* _Stated exercise_
Copy every line of the records below where the word "MÜŞAVİRLER" occurs.
-------
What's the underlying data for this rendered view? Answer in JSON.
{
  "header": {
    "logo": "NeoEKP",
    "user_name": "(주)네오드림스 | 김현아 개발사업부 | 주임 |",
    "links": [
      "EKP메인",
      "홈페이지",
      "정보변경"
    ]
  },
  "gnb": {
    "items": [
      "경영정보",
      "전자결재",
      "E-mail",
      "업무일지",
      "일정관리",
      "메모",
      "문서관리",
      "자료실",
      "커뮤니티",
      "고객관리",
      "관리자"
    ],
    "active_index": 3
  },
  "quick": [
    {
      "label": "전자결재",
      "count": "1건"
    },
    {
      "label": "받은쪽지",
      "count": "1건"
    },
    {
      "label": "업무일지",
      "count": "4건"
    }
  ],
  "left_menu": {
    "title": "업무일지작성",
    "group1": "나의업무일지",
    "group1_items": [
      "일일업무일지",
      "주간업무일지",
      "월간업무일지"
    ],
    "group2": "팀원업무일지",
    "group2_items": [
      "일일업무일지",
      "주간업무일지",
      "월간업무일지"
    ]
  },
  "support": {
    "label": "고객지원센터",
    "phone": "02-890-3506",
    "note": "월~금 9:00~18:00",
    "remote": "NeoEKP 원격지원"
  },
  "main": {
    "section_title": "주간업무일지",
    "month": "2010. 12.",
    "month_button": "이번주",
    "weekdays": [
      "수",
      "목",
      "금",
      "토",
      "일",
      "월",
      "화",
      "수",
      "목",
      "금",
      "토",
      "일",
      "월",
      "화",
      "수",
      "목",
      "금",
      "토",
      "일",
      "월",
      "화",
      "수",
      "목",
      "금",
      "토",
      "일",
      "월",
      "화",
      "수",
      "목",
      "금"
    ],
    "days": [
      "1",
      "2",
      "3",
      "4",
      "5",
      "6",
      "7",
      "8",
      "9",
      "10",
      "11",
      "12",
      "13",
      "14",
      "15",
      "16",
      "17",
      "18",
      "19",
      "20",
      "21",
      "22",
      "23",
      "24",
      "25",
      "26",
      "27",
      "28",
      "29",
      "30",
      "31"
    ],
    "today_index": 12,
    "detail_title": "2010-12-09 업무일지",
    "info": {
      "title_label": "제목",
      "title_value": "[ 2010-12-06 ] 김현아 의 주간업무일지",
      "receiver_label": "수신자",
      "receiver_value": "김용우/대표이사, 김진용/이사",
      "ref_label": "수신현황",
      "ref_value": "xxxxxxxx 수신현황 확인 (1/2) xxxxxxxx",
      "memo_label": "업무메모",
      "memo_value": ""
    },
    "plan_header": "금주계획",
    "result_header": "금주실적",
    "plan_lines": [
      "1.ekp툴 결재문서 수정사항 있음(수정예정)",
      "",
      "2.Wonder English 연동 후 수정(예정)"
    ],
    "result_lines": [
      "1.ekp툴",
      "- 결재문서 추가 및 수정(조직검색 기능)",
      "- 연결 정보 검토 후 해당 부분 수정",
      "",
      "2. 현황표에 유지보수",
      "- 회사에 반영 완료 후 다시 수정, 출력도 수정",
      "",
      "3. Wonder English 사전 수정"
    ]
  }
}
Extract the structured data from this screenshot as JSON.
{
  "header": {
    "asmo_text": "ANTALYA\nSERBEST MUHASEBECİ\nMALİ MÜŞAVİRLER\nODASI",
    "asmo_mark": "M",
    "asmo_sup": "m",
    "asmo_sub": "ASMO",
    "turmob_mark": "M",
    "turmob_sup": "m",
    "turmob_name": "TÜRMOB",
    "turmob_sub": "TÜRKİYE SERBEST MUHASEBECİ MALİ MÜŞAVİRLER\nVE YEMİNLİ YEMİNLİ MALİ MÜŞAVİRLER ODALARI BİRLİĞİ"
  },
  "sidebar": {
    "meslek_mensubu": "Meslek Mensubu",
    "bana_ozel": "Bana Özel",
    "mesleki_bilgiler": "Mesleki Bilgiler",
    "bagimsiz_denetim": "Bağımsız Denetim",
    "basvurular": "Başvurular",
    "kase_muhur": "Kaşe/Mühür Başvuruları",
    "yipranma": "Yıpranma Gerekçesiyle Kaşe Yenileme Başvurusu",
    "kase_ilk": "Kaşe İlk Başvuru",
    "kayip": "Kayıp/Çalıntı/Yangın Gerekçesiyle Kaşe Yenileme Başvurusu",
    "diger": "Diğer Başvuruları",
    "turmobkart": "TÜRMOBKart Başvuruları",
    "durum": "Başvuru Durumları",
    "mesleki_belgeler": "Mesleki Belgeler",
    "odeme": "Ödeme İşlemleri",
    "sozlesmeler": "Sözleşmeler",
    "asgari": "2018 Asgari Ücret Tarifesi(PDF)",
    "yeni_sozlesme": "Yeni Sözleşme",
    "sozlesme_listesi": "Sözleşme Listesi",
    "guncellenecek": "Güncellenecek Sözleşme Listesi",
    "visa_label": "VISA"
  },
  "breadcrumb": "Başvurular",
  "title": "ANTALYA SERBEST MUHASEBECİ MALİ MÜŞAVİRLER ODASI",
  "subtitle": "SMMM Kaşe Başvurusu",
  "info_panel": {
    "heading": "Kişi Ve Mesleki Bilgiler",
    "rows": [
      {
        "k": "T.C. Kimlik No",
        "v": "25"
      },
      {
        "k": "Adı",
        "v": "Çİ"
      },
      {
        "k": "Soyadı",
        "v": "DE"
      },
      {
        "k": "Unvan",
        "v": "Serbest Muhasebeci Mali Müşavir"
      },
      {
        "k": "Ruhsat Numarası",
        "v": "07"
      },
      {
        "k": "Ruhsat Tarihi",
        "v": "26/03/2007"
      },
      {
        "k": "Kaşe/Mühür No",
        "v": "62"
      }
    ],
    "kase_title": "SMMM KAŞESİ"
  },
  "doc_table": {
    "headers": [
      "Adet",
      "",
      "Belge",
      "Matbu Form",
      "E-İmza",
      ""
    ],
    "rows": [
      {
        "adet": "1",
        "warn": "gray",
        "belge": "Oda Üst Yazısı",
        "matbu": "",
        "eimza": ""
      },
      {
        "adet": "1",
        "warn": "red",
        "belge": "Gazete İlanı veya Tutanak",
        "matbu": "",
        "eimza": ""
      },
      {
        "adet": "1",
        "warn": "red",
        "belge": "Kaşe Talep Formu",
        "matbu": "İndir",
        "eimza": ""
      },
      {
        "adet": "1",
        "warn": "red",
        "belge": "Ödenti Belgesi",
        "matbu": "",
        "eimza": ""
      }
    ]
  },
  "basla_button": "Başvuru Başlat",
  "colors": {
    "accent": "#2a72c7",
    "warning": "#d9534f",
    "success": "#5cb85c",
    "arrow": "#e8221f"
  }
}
-------
* _Exercise answer_
    "asmo_text": "ANTALYA\nSERBEST MUHASEBECİ\nMALİ MÜŞAVİRLER\nODASI",
    "turmob_sub": "TÜRKİYE SERBEST MUHASEBECİ MALİ MÜŞAVİRLER\nVE YEMİNLİ YEMİNLİ MALİ MÜŞAVİRLER ODALARI BİRLİĞİ"
  "title": "ANTALYA SERBEST MUHASEBECİ MALİ MÜŞAVİRLER ODASI",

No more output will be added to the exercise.